:: Information provided ::
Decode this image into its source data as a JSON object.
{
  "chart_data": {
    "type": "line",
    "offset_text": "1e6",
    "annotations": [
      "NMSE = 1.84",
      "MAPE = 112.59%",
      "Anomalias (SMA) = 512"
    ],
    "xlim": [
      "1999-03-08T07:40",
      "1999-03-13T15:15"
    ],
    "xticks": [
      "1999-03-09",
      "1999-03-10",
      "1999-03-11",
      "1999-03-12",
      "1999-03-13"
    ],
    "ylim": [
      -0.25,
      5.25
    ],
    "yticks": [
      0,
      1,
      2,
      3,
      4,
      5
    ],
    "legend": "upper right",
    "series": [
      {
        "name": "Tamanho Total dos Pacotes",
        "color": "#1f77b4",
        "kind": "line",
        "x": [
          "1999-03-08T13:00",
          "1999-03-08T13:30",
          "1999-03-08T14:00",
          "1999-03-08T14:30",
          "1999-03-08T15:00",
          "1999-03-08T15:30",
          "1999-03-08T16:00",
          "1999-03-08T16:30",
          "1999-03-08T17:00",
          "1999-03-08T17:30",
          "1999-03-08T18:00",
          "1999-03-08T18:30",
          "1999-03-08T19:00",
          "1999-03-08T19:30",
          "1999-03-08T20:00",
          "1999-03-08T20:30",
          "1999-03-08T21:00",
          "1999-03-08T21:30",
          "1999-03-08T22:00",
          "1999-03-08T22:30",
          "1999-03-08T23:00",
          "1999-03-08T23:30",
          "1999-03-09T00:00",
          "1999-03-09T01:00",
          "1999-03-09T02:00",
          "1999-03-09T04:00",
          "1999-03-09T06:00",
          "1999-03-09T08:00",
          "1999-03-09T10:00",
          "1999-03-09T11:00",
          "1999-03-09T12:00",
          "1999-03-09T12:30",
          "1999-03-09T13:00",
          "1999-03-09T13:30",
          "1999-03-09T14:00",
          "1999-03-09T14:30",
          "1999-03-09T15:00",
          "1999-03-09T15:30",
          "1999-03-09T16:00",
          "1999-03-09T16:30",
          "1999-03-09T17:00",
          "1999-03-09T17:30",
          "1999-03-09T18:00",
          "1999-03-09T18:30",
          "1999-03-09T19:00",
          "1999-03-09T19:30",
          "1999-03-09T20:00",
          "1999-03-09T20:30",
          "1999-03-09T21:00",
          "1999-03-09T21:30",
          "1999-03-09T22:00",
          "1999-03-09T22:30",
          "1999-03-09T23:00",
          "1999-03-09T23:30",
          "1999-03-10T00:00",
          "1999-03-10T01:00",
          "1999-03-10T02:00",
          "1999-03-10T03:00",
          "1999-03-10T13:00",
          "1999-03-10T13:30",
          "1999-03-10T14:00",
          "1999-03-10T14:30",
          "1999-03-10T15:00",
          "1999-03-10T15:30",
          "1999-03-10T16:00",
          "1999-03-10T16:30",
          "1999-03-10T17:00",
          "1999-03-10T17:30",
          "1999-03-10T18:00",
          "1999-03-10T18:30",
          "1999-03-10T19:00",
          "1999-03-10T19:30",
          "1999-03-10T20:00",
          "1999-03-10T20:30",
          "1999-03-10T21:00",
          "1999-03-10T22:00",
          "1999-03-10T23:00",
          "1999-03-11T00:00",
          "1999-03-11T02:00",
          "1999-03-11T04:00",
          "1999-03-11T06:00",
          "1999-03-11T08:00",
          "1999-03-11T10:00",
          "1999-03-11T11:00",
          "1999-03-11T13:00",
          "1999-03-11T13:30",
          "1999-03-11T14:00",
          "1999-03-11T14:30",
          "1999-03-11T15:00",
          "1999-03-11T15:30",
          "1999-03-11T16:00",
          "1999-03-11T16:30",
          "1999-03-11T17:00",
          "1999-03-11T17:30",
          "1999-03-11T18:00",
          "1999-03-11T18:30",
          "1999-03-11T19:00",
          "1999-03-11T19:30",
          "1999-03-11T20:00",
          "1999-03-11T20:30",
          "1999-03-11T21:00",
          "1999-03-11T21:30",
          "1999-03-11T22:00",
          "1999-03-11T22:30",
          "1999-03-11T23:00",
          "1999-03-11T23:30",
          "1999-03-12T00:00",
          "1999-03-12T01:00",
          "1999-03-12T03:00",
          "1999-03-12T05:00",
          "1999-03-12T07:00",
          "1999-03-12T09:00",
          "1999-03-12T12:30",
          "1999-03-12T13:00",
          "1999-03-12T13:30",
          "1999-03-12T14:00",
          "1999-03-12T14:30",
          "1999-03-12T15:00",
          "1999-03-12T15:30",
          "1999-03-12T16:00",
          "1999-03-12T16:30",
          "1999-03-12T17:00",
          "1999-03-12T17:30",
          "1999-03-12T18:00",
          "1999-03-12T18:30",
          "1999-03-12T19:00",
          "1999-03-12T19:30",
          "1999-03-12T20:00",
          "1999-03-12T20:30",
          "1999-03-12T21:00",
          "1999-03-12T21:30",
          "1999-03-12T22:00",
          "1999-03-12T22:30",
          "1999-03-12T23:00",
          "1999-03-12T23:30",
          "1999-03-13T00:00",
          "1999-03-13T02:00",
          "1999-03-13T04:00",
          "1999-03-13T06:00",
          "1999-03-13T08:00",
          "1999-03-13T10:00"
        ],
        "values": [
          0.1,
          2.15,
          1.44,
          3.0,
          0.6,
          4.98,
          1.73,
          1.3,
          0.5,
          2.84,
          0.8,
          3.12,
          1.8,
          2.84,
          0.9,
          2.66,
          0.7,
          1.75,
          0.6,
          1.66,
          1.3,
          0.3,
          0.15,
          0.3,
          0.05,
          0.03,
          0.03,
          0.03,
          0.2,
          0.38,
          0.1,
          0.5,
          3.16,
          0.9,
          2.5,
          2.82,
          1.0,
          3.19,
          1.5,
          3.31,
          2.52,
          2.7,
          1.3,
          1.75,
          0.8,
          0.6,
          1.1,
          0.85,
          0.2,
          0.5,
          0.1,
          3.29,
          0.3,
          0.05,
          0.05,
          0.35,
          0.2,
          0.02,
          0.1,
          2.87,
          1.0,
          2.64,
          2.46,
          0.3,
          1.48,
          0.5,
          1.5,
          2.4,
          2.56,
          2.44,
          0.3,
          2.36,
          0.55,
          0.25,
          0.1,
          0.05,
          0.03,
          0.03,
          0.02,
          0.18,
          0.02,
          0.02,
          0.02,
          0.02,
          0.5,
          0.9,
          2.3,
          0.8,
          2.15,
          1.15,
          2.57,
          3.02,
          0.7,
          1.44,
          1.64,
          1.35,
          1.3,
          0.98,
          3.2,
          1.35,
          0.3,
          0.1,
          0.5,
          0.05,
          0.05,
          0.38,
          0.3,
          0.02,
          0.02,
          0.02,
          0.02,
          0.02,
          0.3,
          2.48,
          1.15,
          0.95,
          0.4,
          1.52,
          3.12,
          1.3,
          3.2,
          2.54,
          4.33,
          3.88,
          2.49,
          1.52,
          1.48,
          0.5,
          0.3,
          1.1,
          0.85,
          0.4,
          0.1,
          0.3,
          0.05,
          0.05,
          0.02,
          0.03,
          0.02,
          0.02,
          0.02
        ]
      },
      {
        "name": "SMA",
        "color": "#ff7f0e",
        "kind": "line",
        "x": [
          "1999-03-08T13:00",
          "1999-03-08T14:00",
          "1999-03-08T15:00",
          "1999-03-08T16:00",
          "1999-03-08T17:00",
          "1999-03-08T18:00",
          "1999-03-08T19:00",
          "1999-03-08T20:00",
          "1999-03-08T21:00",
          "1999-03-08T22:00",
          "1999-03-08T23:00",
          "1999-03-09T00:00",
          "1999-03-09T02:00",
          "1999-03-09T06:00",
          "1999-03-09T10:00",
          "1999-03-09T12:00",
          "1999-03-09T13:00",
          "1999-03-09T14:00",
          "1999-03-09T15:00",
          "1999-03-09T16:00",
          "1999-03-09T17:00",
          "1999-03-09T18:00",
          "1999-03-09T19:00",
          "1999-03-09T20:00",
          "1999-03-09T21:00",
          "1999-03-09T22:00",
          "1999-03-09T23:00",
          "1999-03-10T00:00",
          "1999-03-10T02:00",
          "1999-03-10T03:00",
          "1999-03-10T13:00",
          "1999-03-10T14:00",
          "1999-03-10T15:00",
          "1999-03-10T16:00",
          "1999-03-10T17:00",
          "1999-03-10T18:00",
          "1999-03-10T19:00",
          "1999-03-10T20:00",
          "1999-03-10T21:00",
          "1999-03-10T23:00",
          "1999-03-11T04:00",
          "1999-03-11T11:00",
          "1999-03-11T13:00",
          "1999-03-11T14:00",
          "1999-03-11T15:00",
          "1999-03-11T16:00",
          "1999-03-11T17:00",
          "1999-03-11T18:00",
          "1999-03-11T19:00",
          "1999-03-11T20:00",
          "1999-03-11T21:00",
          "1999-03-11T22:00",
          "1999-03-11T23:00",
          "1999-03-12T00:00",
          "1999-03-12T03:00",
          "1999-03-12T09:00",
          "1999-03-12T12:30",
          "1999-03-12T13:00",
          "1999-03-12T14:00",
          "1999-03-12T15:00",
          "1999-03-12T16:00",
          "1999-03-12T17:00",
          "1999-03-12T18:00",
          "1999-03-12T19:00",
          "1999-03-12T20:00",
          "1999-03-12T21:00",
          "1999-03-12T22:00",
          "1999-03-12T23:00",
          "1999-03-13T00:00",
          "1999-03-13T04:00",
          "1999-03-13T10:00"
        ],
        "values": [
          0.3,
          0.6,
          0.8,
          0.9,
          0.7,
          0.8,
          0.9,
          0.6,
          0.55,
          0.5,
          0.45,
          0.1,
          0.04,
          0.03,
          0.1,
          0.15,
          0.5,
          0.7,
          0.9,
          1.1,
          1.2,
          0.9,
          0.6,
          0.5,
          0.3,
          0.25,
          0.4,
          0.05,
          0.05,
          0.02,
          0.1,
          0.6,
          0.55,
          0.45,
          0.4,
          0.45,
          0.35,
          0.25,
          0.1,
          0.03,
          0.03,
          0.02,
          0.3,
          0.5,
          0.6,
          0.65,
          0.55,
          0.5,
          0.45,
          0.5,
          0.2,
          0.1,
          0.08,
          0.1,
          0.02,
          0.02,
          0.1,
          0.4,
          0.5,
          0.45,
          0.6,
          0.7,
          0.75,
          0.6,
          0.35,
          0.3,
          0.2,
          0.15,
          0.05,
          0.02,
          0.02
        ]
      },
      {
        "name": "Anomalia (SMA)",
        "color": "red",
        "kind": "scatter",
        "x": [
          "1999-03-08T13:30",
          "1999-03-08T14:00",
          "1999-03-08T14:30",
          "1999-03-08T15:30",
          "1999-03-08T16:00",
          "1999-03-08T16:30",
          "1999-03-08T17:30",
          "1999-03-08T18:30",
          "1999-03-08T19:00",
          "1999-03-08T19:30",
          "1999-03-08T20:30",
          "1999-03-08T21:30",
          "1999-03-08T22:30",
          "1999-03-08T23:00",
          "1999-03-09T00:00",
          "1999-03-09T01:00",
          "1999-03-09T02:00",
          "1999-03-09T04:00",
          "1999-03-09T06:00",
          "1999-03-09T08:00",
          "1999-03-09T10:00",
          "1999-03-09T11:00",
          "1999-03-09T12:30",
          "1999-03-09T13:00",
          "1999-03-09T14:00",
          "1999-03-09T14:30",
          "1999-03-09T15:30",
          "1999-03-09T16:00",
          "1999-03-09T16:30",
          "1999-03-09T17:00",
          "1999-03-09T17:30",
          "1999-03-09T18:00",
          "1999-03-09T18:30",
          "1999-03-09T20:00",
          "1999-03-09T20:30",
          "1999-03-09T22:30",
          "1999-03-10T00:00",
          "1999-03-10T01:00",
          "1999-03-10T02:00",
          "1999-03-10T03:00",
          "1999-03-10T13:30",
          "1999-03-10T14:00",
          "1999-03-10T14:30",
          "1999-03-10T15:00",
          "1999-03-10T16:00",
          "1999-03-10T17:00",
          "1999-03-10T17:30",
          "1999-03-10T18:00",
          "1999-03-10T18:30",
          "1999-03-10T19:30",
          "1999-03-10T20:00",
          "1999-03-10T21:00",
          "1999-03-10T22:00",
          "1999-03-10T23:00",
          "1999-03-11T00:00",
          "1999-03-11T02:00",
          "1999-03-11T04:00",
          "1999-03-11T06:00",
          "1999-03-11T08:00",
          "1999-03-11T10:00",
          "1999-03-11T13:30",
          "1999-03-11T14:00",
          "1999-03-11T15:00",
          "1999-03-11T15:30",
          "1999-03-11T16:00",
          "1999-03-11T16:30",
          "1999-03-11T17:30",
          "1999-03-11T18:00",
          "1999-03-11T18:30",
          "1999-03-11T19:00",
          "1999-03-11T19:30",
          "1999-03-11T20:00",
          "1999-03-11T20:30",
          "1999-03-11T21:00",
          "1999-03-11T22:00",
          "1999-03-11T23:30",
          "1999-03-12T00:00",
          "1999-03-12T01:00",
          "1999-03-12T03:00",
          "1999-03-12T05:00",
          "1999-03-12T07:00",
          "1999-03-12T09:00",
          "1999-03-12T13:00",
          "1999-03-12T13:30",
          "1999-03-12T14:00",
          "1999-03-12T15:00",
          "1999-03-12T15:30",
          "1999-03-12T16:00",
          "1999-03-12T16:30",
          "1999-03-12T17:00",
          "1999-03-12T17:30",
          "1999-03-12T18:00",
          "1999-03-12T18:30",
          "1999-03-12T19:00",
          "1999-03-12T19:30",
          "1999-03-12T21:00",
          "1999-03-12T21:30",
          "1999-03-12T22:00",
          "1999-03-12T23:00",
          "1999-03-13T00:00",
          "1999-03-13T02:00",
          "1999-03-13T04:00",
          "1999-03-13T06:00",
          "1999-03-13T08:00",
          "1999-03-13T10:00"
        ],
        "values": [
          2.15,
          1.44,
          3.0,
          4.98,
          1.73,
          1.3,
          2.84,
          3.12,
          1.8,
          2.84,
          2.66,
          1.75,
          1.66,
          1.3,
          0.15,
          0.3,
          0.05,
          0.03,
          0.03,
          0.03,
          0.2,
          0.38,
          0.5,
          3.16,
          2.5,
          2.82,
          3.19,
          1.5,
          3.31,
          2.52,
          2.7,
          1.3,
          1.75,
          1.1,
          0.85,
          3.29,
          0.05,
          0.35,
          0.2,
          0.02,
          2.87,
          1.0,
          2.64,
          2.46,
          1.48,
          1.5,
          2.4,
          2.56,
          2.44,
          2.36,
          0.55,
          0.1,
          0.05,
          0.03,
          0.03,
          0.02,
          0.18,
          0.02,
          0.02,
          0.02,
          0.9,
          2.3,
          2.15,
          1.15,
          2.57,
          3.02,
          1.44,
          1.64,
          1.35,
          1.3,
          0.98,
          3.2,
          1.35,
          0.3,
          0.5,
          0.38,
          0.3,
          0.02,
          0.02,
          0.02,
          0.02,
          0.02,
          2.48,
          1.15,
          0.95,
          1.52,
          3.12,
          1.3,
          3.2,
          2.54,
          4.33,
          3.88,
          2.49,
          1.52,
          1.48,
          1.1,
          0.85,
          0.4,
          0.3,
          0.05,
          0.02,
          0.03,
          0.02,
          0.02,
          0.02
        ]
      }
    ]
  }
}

:: What to produce ::
Of all the lines in the listing above, how many contain the word "color"? Answer with the number alone.

:: Full answer ::
3